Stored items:
-*-*-

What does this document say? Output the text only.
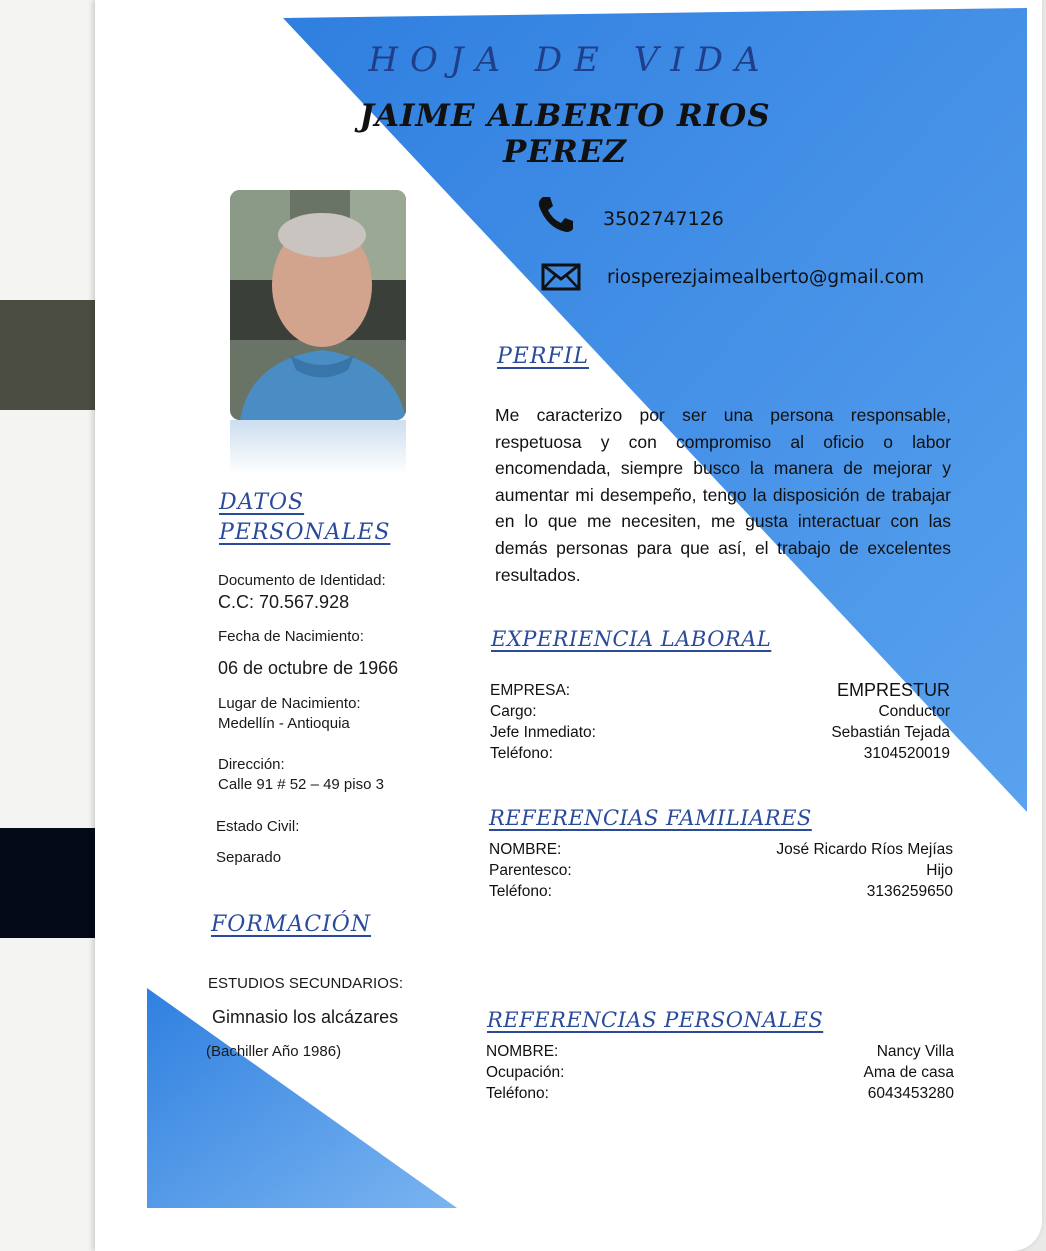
HOJA DE VIDA
JAIME ALBERTO RIOS PEREZ
3502747126
riosperezjaimealberto@gmail.com
PERFIL
Me caracterizo por ser una persona responsable, respetuosa y con compromiso al oficio o labor encomendada, siempre busco la manera de mejorar y aumentar mi desempeño, tengo la disposición de trabajar en lo que me necesiten, me gusta interactuar con las demás personas para que así, el trabajo de excelentes resultados.
DATOS
PERSONALES
Documento de Identidad:
C.C: 70.567.928
Fecha de Nacimiento:
06 de octubre de 1966
Lugar de Nacimiento:
Medellín - Antioquia
Dirección:
Calle 91 # 52 – 49 piso 3
Estado Civil:
Separado
FORMACIÓN
ESTUDIOS SECUNDARIOS:
Gimnasio los alcázares
(Bachiller Año 1986)
EXPERIENCIA LABORAL
EMPRESA:	EMPRESTUR
Cargo:	Conductor
Jefe Inmediato:	Sebastián Tejada
Teléfono:	3104520019
REFERENCIAS FAMILIARES
NOMBRE:	José Ricardo Ríos Mejías
Parentesco:	Hijo
Teléfono:	3136259650
REFERENCIAS PERSONALES
NOMBRE:	Nancy Villa
Ocupación:	Ama de casa
Teléfono:	6043453280
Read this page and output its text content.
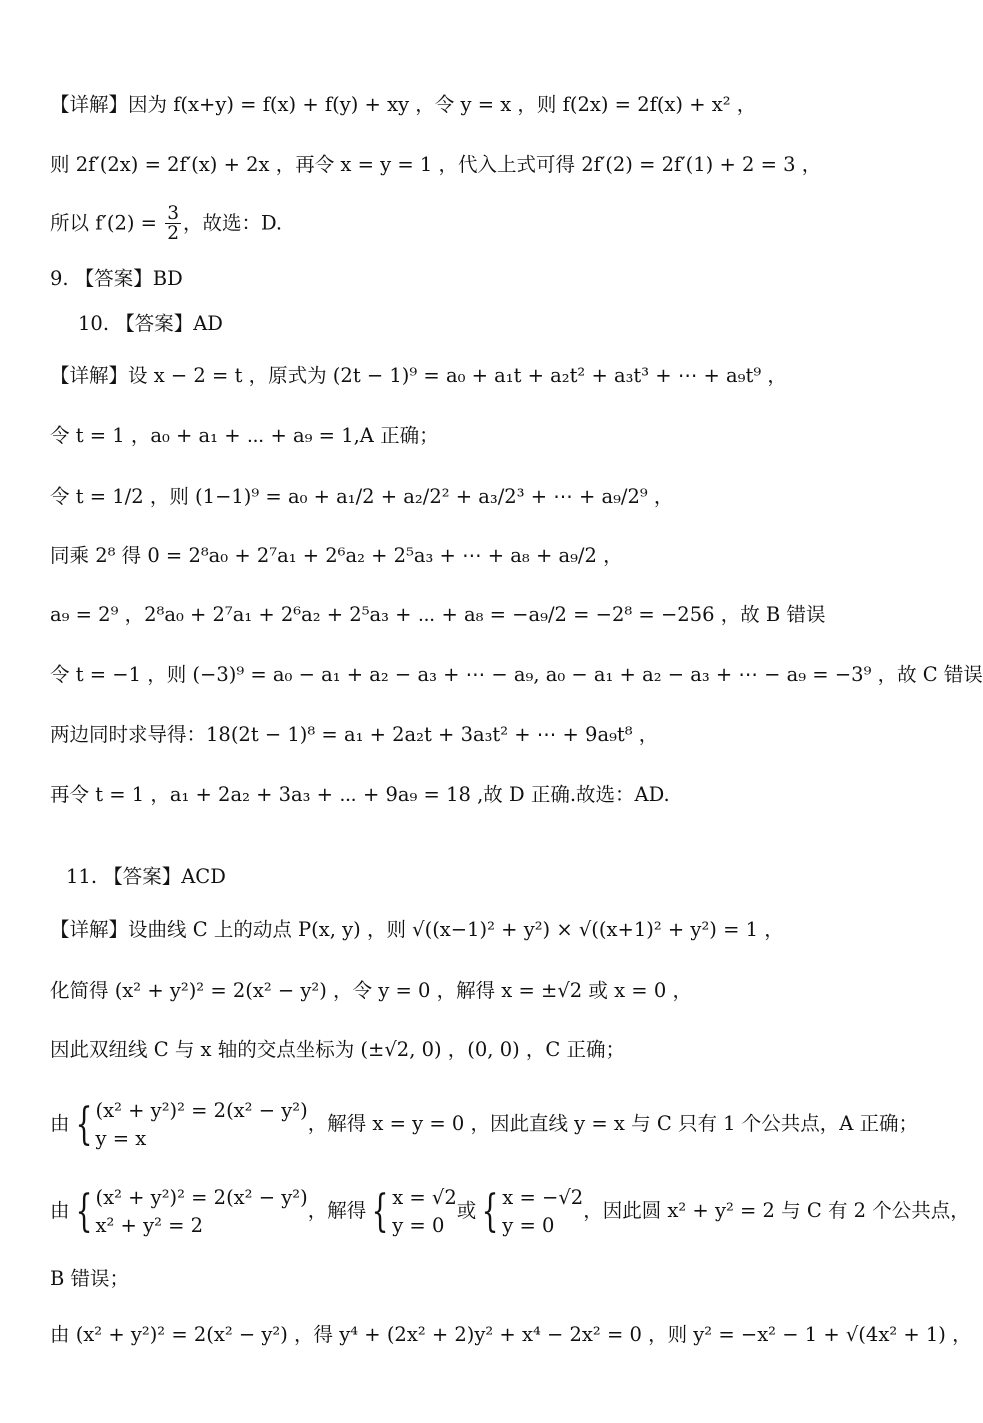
【详解】因为 f(x+y) = f(x) + f(y) + xy ，令 y = x ，则 f(2x) = 2f(x) + x² ，
则 2f′(2x) = 2f′(x) + 2x ，再令 x = y = 1 ，代入上式可得 2f′(2) = 2f′(1) + 2 = 3 ，
所以 $f'(2) = \frac{3}{2}$ ，故选：D.
9. 【答案】BD
10. 【答案】AD
【详解】设 x − 2 = t ，原式为 (2t − 1)⁹ = a₀ + a₁t + a₂t² + a₃t³ + ⋯ + a₉t⁹ ，
令 t = 1 ，a₀ + a₁ + ⋯ + a₉ = 1,A 正确；
令 t = 1/2 ，则 (1−1)⁹ = a₀ + a₁/2 + a₂/2² + a₃/2³ + ⋯ + a₉/2⁹ ，
同乘 2⁸ 得 0 = 2⁸a₀ + 2⁷a₁ + 2⁶a₂ + 2⁵a₃ + ⋯ + a₈ + a₉/2 ，
a₉ = 2⁹ ，2⁸a₀ + 2⁷a₁ + 2⁶a₂ + 2⁵a₃ + ⋯ + a₈ = −a₉/2 = −2⁸ = −256 ，故 B 错误
令 t = −1 ，则 (−3)⁹ = a₀ − a₁ + a₂ − a₃ + ⋯ − a₉, a₀ − a₁ + a₂ − a₃ + ⋯ − a₉ = −3⁹ ，故 C 错误
两边同时求导得：18(2t − 1)⁸ = a₁ + 2a₂t + 3a₃t² + ⋯ + 9a₉t⁸ ，
再令 t = 1 ，a₁ + 2a₂ + 3a₃ + ⋯ + 9a₉ = 18 ,故 D 正确.故选：AD.
11. 【答案】ACD
【详解】设曲线 C 上的动点 P(x, y) ，则 √((x−1)² + y²) × √((x+1)² + y²) = 1 ，
化简得 (x² + y²)² = 2(x² − y²) ，令 y = 0 ，解得 x = ±√2 或 x = 0 ，
因此双纽线 C 与 x 轴的交点坐标为 (±√2, 0) ，(0, 0) ，C 正确；
由 { (x² + y²)² = 2(x² − y²)
y = x
，解得 x = y = 0 ，因此直线 y = x 与 C 只有 1 个公共点，A 正确；
由 { (x² + y²)² = 2(x² − y²)
x² + y² = 2
，解得 { x = √2
y = 0
或 { x = −√2
y = 0
，因此圆 x² + y² = 2 与 C 有 2 个公共点，
B 错误；
由 (x² + y²)² = 2(x² − y²) ，得 y⁴ + (2x² + 2)y² + x⁴ − 2x² = 0 ，则 y² = −x² − 1 + √(4x² + 1) ，
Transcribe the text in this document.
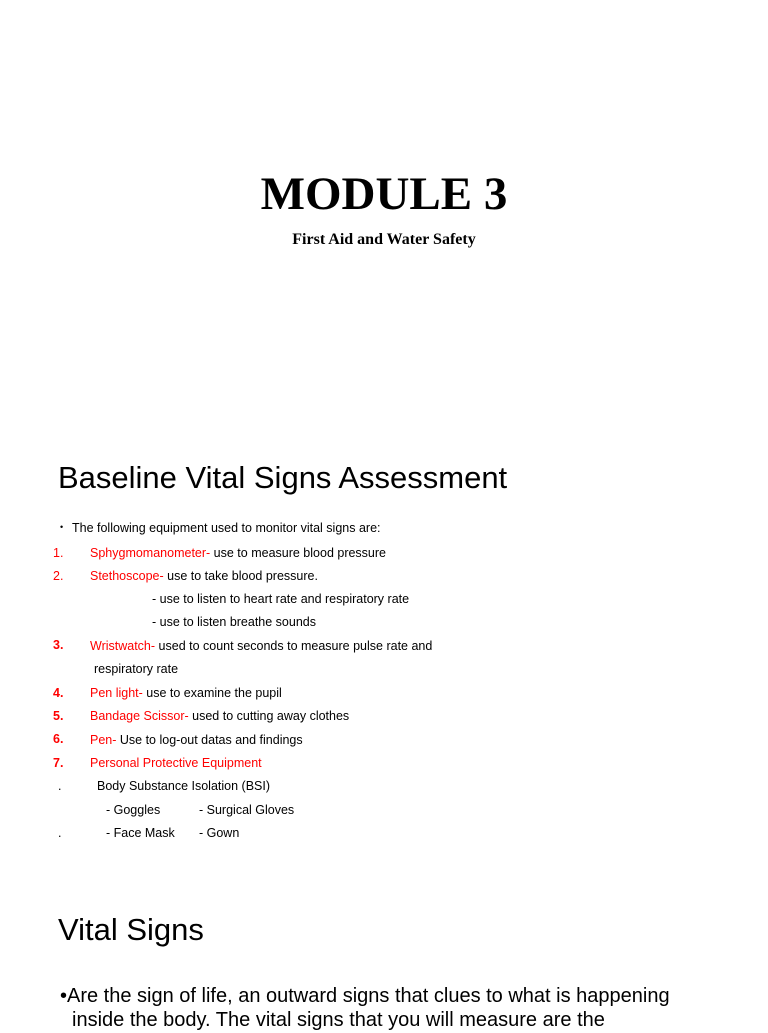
MODULE 3
First Aid and Water Safety
Baseline Vital Signs Assessment
• The following equipment used to monitor vital signs are:
1. Sphygmomanometer- use to measure blood pressure
2. Stethoscope- use to take blood pressure.
- use to listen to heart rate and respiratory rate
- use to listen breathe sounds
3. Wristwatch- used to count seconds to measure pulse rate and
respiratory rate
4. Pen light- use to examine the pupil
5. Bandage Scissor- used to cutting away clothes
6. Pen- Use to log-out datas and findings
7. Personal Protective Equipment
.	Body Substance Isolation (BSI)
- Goggles	- Surgical Gloves
.	- Face Mask - Gown
Vital Signs
•Are the sign of life, an outward signs that clues to what is happening
inside the body. The vital signs that you will measure are the
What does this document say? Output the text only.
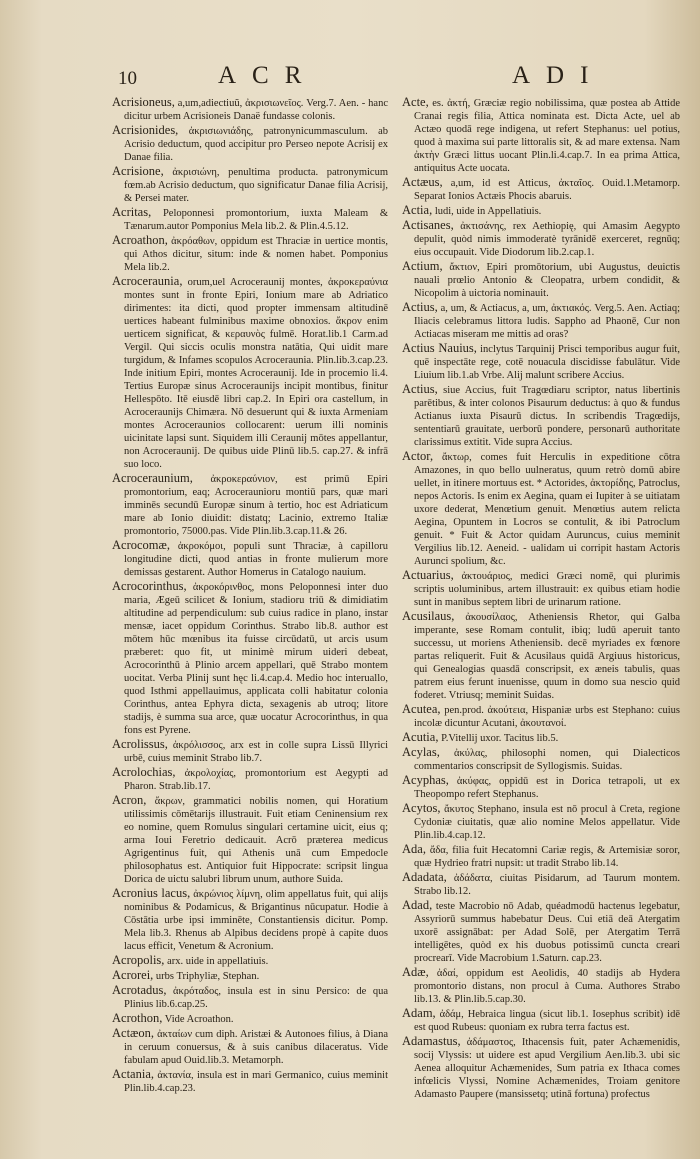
10	ACR	ADI

Acrisioneus, a,um,adiectiuũ, ἀκρισιωνεῖος. Verg.7. Aen. - hanc dicitur urbem Acrisioneis Danaë fundasse colonis.

Acrisionides, ἀκρισιωνιάδης, patronynicummasculum. ab Acrisio deductum, quod accipitur pro Perseo nepote Acrisij ex Danae filia.

Acrisione, ἀκρισιώνη, penultima producta. patronymicum fœm.ab Acrisio deductum, quo significatur Danae filia Acrisij, & Persei mater.

Acritas, Peloponnesi promontorium, iuxta Maleam & Tænarum.autor Pomponius Mela lib.2. & Plin.4.5.12.

Acroathon, ἀκρόαθων, oppidum est Thraciæ in uertice montis, qui Athos dicitur, situm: inde & nomen habet. Pomponius Mela lib.2.

Acroceraunia, orum,uel Acroceraunij montes, ἀκροκεραύνια montes sunt in fronte Epiri, Ionium mare ab Adriatico dirimentes: ita dicti, quod propter immensam altitudinē uertices habeant fulminibus maxime obnoxios. ἄκρον enim uerticem significat, & κεραυνὸς fulmē. Horat.lib.1 Carm.ad Vergil. Qui siccis oculis monstra natātia, Qui uidit mare turgidum, & Infames scopulos Acroceraunia. Plin.lib.3.cap.23. Inde initium Epiri, montes Acroceraunij. Ide in procemio li.4. Tertius Europæ sinus Acroceraunijs incipit montibus, finitur Hellespōto. Itē eiusdē libri cap.2. In Epiri ora castellum, in Acroceraunijs Chimæra. Nō desuerunt qui & iuxta Armeniam montes Acroceraunios collocarent: uerum illi nominis uicinitate lapsi sunt. Siquidem illi Ceraunij mōtes appellantur, non Acroceraunij. De quibus uide Plinū lib.5. cap.27. & infrā suo loco.

Acroceraunium, ἀκροκεραύνιον, est primū Epiri promontorium, eaq; Acroceraunioru montiū pars, quæ mari imminēs secundū Europæ sinum à tertio, hoc est Adriaticum mare ab Ionio diuidit: distatq; Lacinio, extremo Italiæ promontorio, 75000.pas. Vide Plin.lib.3.cap.11.& 26.

Acrocomæ, ἀκροκόμοι, populi sunt Thraciæ, à capilloru longitudine dicti, quod antias in fronte mulierum more demissas gestarent. Author Homerus in Catalogo nauium.

Acrocorinthus, ἀκροκόρινθος, mons Peloponnesi inter duo maria, Ægeū scilicet & Ionium, stadioru triū & dimidiatim altitudine ad perpendiculum: sub cuius radice in plano, instar mensæ, iacet oppidum Corinthus. Strabo lib.8. author est mōtem hūc mœnibus ita fuisse circūdatū, ut arcis usum præberet: quo fit, ut minimè mirum uideri debeat, Acrocorinthū à Plinio arcem appellari, quē Strabo montem uocitat. Verba Plinij sunt hęc li.4.cap.4. Medio hoc interuallo, quod Isthmi appellauimus, applicata colli habitatur colonia Corinthus, antea Ephyra dicta, sexagenis ab utroq; litore stadijs, è summa sua arce, quæ uocatur Acrocorinthus, in qua fons est Pyrene.

Acrolissus, ἀκρόλισσος, arx est in colle supra Lissū Illyrici urbē, cuius meminit Strabo lib.7.

Acrolochias, ἀκρολοχίας, promontorium est Aegypti ad Pharon. Strab.lib.17.

Acron, ἄκρων, grammatici nobilis nomen, qui Horatium utilissimis cōmētarijs illustrauit. Fuit etiam Ceninensium rex eo nomine, quem Romulus singulari certamine uicit, eius q; arma Ioui Feretrio dedicauit. Acrō præterea medicus Agrigentinus fuit, qui Athenis unā cum Empedocle philosophatus est. Antiquior fuit Hippocrate: scripsit lingua Dorica de uictu salubri librum unum, authore Suida.

Acronius lacus, ἀκρώνιος λίμνη, olim appellatus fuit, qui alijs nominibus & Podamicus, & Brigantinus nūcupatur. Hodie à Cōstātia urbe ipsi imminēte, Constantiensis dicitur. Pomp. Mela lib.3. Rhenus ab Alpibus decidens propè à capite duos lacus efficit, Venetum & Acronium.

Acropolis, arx. uide in appellatiuis.

Acrorei, urbs Triphyliæ, Stephan.

Acrotadus, ἀκρόταδος, insula est in sinu Persico: de qua Plinius lib.6.cap.25.

Acrothon, Vide Acroathon.

Actæon, ἀκταίων cum diph. Aristæi & Autonoes filius, à Diana in ceruum conuersus, & à suis canibus dilaceratus. Vide fabulam apud Ouid.lib.3. Metamorph.

Actania, ἀκτανία, insula est in mari Germanico, cuius meminit Plin.lib.4.cap.23.

Acte, es. ἀκτή, Græciæ regio nobilissima, quæ postea ab Attide Cranai regis filia, Attica nominata est. Dicta Acte, uel ab Actæo quodā rege indigena, ut refert Stephanus: uel potius, quod à maxima sui parte littoralis sit, & ad mare extensa. Nam ἀκτὴν Græci littus uocant Plin.li.4.cap.7. In ea prima Attica, antiquitus Acte uocata.

Actæus, a,um, id est Atticus, ἀκταῖος. Ouid.1.Metamorp. Separat Ionios Actæis Phocis abaruis.

Actia, ludi, uide in Appellatiuis.

Actisanes, ἀκτισάνης, rex Aethiopię, qui Amasim Aegypto depulit, quòd nimis immoderatè tyrānidē exerceret, regnūq; eius occupauit. Vide Diodorum lib.2.cap.1.

Actium, ἄκτιον, Epiri promōtorium, ubi Augustus, deuictis nauali prœlio Antonio & Cleopatra, urbem condidit, & Nicopolim à uictoria nominauit.

Actius, a, um, & Actiacus, a, um, ἀκτιακός. Verg.5. Aen. Actiaq; Iliacis celebramus littora ludis. Sappho ad Phaonē, Cur non Actiacas miseram me mittis ad oras?

Actius Nauius, inclytus Tarquinij Prisci temporibus augur fuit, quē inspectāte rege, cotē nouacula discidisse fabulātur. Vide Liuium lib.1.ab Vrbe. Alij malunt scribere Accius.

Actius, siue Accius, fuit Tragœdiaru scriptor, natus libertinis parētibus, & inter colonos Pisaurum deductus: à quo & fundus Actianus iuxta Pisaurū dictus. In scribendis Tragœdijs, sententiarū grauitate, uerborū pondere, personarū authoritate clarissimus extitit. Vide supra Accius.

Actor, ἄκτωρ, comes fuit Herculis in expeditione cōtra Amazones, in quo bello uulneratus, quum retrò domū abire uellet, in itinere mortuus est. * Actorides, ἀκτορίδης, Patroclus, nepos Actoris. Is enim ex Aegina, quam ei Iupiter à se uitiatam uxore dederat, Menœtium genuit. Menœtius autem relicta Aegina, Opuntem in Locros se contulit, & ibi Patroclum genuit. * Fuit & Actor quidam Auruncus, cuius meminit Vergilius lib.12. Aeneid. - ualidam ui corripit hastam Actoris Aurunci spolium, &c.

Actuarius, ἀκτουάριος, medici Græci nomē, qui plurimis scriptis uoluminibus, artem illustrauit: ex quibus etiam hodie sunt in manibus septem libri de urinarum ratione.

Acusilaus, ἀκουσίλαος, Atheniensis Rhetor, qui Galba imperante, sese Romam contulit, ibiq; ludū aperuit tanto successu, ut moriens Atheniensib. decē myriades ex fœnore partas reliquerit. Fuit & Acusilaus quidā Argiuus historicus, qui Genealogias quasdā conscripsit, ex æneis tabulis, quas patrem eius ferunt inuenisse, quum in domo sua nescio quid foderet. Vtriusq; meminit Suidas.

Acutea, pen.prod. ἀκούτεια, Hispaniæ urbs est Stephano: cuius incolæ dicuntur Acutani, ἀκουτανοί.

Acutia, P.Vitellij uxor. Tacitus lib.5.

Acylas, ἀκύλας, philosophi nomen, qui Dialecticos commentarios conscripsit de Syllogismis. Suidas.

Acyphas, ἀκύφας, oppidū est in Dorica tetrapoli, ut ex Theopompo refert Stephanus.

Acytos, ἄκυτος Stephano, insula est nō procul à Creta, regione Cydoniæ ciuitatis, quæ alio nomine Melos appellatur. Vide Plin.lib.4.cap.12.

Ada, ἄδα, filia fuit Hecatomni Cariæ regis, & Artemisiæ soror, quæ Hydrieo fratri nupsit: ut tradit Strabo lib.14.

Adadata, ἀδάδατα, ciuitas Pisidarum, ad Taurum montem. Strabo lib.12.

Adad, teste Macrobio nō Adab, quéadmodū hactenus legebatur, Assyriorū summus habebatur Deus. Cui etiā deā Atergatim uxorē assignābat: per Adad Solē, per Atergatim Terrā intelligētes, quòd ex his duobus potissimū cuncta creari procrearī. Vide Macrobium 1.Saturn. cap.23.

Adæ, ἀδαί, oppidum est Aeolidis, 40 stadijs ab Hydera promontorio distans, non procul à Cuma. Authores Strabo lib.13. & Plin.lib.5.cap.30.

Adam, ἀδάμ, Hebraica lingua (sicut lib.1. Iosephus scribit) idē est quod Rubeus: quoniam ex rubra terra factus est.

Adamastus, ἀδάμαστος, Ithacensis fuit, pater Achæmenidis, socij Vlyssis: ut uidere est apud Vergilium Aen.lib.3. ubi sic Aenea alloquitur Achæmenides, Sum patria ex Ithaca comes infœlicis Vlyssi, Nomine Achæmenides, Troiam genitore Adamasto Paupere (mansissetq; utinā fortuna) profectus
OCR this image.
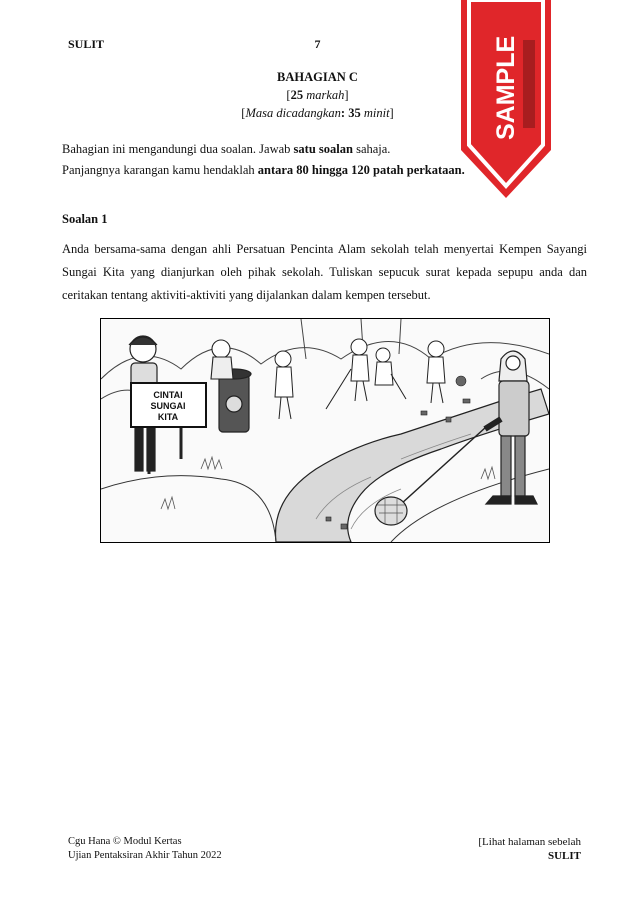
SULIT	7
BAHAGIAN C
[25 markah]
[Masa dicadangkan: 35 minit]
Bahagian ini mengandungi dua soalan. Jawab satu soalan sahaja.
Panjangnya karangan kamu hendaklah antara 80 hingga 120 patah perkataan.
Soalan 1

Anda bersama-sama dengan ahli Persatuan Pencinta Alam sekolah telah menyertai Kempen Sayangi Sungai Kita yang dianjurkan oleh pihak sekolah. Tuliskan sepucuk surat kepada sepupu anda dan ceritakan tentang aktiviti-aktiviti yang dijalankan dalam kempen tersebut.

CINTAI
SUNGAI
KITA
SAMPLE
Cgu Hana © Modul Kertas
Ujian Pentaksiran Akhir Tahun 2022
[Lihat halaman sebelah
SULIT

-*-*-

Produce an exact reproduction of the lines from the line containing "OCR this image." through the last line of the records. Any picture is left out.

Output of the task:
OCR this image.
SULIT	7
BAHAGIAN C
[25 markah]
[Masa dicadangkan: 35 minit]
Bahagian ini mengandungi dua soalan. Jawab satu soalan sahaja.
Panjangnya karangan kamu hendaklah antara 80 hingga 120 patah perkataan.
Soalan 1

Anda bersama-sama dengan ahli Persatuan Pencinta Alam sekolah telah menyertai Kempen Sayangi Sungai Kita yang dianjurkan oleh pihak sekolah. Tuliskan sepucuk surat kepada sepupu anda dan ceritakan tentang aktiviti-aktiviti yang dijalankan dalam kempen tersebut.

CINTAI
SUNGAI
KITA
SAMPLE
Cgu Hana © Modul Kertas
Ujian Pentaksiran Akhir Tahun 2022
[Lihat halaman sebelah
SULIT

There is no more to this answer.